Problem to solve: Retype each entry below, keeping every character the same.

★ ★ ★ ★

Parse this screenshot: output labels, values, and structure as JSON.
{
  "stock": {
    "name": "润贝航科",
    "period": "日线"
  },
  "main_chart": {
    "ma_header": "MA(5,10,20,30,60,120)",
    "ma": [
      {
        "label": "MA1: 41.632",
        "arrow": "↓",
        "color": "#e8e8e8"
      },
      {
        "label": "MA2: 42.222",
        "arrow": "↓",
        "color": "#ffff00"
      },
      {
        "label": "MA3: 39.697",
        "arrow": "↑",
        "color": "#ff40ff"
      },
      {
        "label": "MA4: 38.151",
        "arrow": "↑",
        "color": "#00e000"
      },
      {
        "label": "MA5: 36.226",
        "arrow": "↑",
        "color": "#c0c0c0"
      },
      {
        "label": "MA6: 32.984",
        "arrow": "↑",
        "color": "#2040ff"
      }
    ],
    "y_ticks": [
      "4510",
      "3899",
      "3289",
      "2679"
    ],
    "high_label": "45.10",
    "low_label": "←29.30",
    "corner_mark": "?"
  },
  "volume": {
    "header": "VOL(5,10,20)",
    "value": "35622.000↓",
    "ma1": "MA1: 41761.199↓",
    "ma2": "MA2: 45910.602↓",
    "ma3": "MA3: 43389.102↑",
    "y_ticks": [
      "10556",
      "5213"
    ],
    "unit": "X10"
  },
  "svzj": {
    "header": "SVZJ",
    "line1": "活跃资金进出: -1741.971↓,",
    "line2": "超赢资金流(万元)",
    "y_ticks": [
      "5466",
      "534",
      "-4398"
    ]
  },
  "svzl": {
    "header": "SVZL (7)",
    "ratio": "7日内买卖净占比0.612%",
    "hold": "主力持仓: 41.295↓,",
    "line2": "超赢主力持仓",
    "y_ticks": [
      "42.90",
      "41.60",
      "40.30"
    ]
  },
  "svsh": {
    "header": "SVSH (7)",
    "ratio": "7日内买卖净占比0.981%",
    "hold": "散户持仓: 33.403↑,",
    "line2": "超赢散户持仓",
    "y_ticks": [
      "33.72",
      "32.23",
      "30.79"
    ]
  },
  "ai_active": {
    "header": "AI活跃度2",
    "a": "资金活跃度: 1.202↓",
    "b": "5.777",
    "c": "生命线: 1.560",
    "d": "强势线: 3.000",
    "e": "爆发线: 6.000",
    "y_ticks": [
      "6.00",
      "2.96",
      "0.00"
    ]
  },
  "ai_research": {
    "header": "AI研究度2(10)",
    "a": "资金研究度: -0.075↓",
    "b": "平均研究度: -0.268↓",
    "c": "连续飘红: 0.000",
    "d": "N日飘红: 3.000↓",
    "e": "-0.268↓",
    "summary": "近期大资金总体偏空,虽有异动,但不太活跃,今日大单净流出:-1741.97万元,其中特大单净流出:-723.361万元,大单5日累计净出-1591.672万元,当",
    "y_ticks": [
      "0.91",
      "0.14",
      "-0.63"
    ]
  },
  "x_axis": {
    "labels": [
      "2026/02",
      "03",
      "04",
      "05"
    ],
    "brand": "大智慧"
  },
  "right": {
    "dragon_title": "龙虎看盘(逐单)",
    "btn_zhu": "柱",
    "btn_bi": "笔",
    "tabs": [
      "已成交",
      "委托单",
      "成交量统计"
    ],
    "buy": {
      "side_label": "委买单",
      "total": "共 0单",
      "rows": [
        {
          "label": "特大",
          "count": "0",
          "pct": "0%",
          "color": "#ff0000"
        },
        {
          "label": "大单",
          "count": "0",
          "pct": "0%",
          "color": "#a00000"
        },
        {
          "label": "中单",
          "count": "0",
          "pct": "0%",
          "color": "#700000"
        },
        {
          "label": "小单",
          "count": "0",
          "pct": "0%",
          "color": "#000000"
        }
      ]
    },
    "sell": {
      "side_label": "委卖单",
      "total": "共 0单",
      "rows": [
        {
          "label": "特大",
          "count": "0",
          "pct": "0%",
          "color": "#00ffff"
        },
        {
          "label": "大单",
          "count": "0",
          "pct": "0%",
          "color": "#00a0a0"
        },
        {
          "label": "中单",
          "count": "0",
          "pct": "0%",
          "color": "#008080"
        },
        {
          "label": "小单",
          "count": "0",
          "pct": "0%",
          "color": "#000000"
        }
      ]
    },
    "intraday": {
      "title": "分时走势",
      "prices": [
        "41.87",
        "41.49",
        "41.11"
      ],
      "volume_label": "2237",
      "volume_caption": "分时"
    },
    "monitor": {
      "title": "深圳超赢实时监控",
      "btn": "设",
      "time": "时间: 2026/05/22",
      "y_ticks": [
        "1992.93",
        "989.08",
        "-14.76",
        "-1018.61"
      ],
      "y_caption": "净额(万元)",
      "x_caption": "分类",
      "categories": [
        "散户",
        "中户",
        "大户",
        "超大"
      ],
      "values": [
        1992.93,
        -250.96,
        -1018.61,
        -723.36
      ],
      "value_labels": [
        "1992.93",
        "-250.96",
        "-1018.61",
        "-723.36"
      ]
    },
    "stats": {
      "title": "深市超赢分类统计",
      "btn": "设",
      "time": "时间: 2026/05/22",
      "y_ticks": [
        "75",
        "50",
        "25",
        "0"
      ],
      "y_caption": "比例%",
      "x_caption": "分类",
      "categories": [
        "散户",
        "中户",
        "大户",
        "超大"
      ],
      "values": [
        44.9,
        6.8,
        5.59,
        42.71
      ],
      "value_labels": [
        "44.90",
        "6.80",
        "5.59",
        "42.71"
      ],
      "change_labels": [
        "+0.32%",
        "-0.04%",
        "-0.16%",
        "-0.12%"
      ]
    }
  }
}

★ ★ ★ ★

Written response:
Parse this screenshot: output labels, values, and structure as JSON.
{
  "stock": {
    "name": "润贝航科",
    "period": "日线"
  },
  "main_chart": {
    "ma_header": "MA(5,10,20,30,60,120)",
    "ma": [
      {
        "label": "MA1: 41.632",
        "arrow": "↓",
        "color": "#e8e8e8"
      },
      {
        "label": "MA2: 42.222",
        "arrow": "↓",
        "color": "#ffff00"
      },
      {
        "label": "MA3: 39.697",
        "arrow": "↑",
        "color": "#ff40ff"
      },
      {
        "label": "MA4: 38.151",
        "arrow": "↑",
        "color": "#00e000"
      },
      {
        "label": "MA5: 36.226",
        "arrow": "↑",
        "color": "#c0c0c0"
      },
      {
        "label": "MA6: 32.984",
        "arrow": "↑",
        "color": "#2040ff"
      }
    ],
    "y_ticks": [
      "4510",
      "3899",
      "3289",
      "2679"
    ],
    "high_label": "45.10",
    "low_label": "←29.30",
    "corner_mark": "?"
  },
  "volume": {
    "header": "VOL(5,10,20)",
    "value": "35622.000↓",
    "ma1": "MA1: 41761.199↓",
    "ma2": "MA2: 45910.602↓",
    "ma3": "MA3: 43389.102↑",
    "y_ticks": [
      "10556",
      "5213"
    ],
    "unit": "X10"
  },
  "svzj": {
    "header": "SVZJ",
    "line1": "活跃资金进出: -1741.971↓,",
    "line2": "超赢资金流(万元)",
    "y_ticks": [
      "5466",
      "534",
      "-4398"
    ]
  },
  "svzl": {
    "header": "SVZL (7)",
    "ratio": "7日内买卖净占比0.612%",
    "hold": "主力持仓: 41.295↓,",
    "line2": "超赢主力持仓",
    "y_ticks": [
      "42.90",
      "41.60",
      "40.30"
    ]
  },
  "svsh": {
    "header": "SVSH (7)",
    "ratio": "7日内买卖净占比0.981%",
    "hold": "散户持仓: 33.403↑,",
    "line2": "超赢散户持仓",
    "y_ticks": [
      "33.72",
      "32.23",
      "30.79"
    ]
  },
  "ai_active": {
    "header": "AI活跃度2",
    "a": "资金活跃度: 1.202↓",
    "b": "5.777",
    "c": "生命线: 1.560",
    "d": "强势线: 3.000",
    "e": "爆发线: 6.000",
    "y_ticks": [
      "6.00",
      "2.96",
      "0.00"
    ]
  },
  "ai_research": {
    "header": "AI研究度2(10)",
    "a": "资金研究度: -0.075↓",
    "b": "平均研究度: -0.268↓",
    "c": "连续飘红: 0.000",
    "d": "N日飘红: 3.000↓",
    "e": "-0.268↓",
    "summary": "近期大资金总体偏空,虽有异动,但不太活跃,今日大单净流出:-1741.97万元,其中特大单净流出:-723.361万元,大单5日累计净出-1591.672万元,当",
    "y_ticks": [
      "0.91",
      "0.14",
      "-0.63"
    ]
  },
  "x_axis": {
    "labels": [
      "2026/02",
      "03",
      "04",
      "05"
    ],
    "brand": "大智慧"
  },
  "right": {
    "dragon_title": "龙虎看盘(逐单)",
    "btn_zhu": "柱",
    "btn_bi": "笔",
    "tabs": [
      "已成交",
      "委托单",
      "成交量统计"
    ],
    "buy": {
      "side_label": "委买单",
      "total": "共 0单",
      "rows": [
        {
          "label": "特大",
          "count": "0",
          "pct": "0%",
          "color": "#ff0000"
        },
        {
          "label": "大单",
          "count": "0",
          "pct": "0%",
          "color": "#a00000"
        },
        {
          "label": "中单",
          "count": "0",
          "pct": "0%",
          "color": "#700000"
        },
        {
          "label": "小单",
          "count": "0",
          "pct": "0%",
          "color": "#000000"
        }
      ]
    },
    "sell": {
      "side_label": "委卖单",
      "total": "共 0单",
      "rows": [
        {
          "label": "特大",
          "count": "0",
          "pct": "0%",
          "color": "#00ffff"
        },
        {
          "label": "大单",
          "count": "0",
          "pct": "0%",
          "color": "#00a0a0"
        },
        {
          "label": "中单",
          "count": "0",
          "pct": "0%",
          "color": "#008080"
        },
        {
          "label": "小单",
          "count": "0",
          "pct": "0%",
          "color": "#000000"
        }
      ]
    },
    "intraday": {
      "title": "分时走势",
      "prices": [
        "41.87",
        "41.49",
        "41.11"
      ],
      "volume_label": "2237",
      "volume_caption": "分时"
    },
    "monitor": {
      "title": "深圳超赢实时监控",
      "btn": "设",
      "time": "时间: 2026/05/22",
      "y_ticks": [
        "1992.93",
        "989.08",
        "-14.76",
        "-1018.61"
      ],
      "y_caption": "净额(万元)",
      "x_caption": "分类",
      "categories": [
        "散户",
        "中户",
        "大户",
        "超大"
      ],
      "values": [
        1992.93,
        -250.96,
        -1018.61,
        -723.36
      ],
      "value_labels": [
        "1992.93",
        "-250.96",
        "-1018.61",
        "-723.36"
      ]
    },
    "stats": {
      "title": "深市超赢分类统计",
      "btn": "设",
      "time": "时间: 2026/05/22",
      "y_ticks": [
        "75",
        "50",
        "25",
        "0"
      ],
      "y_caption": "比例%",
      "x_caption": "分类",
      "categories": [
        "散户",
        "中户",
        "大户",
        "超大"
      ],
      "values": [
        44.9,
        6.8,
        5.59,
        42.71
      ],
      "value_labels": [
        "44.90",
        "6.80",
        "5.59",
        "42.71"
      ],
      "change_labels": [
        "+0.32%",
        "-0.04%",
        "-0.16%",
        "-0.12%"
      ]
    }
  }
}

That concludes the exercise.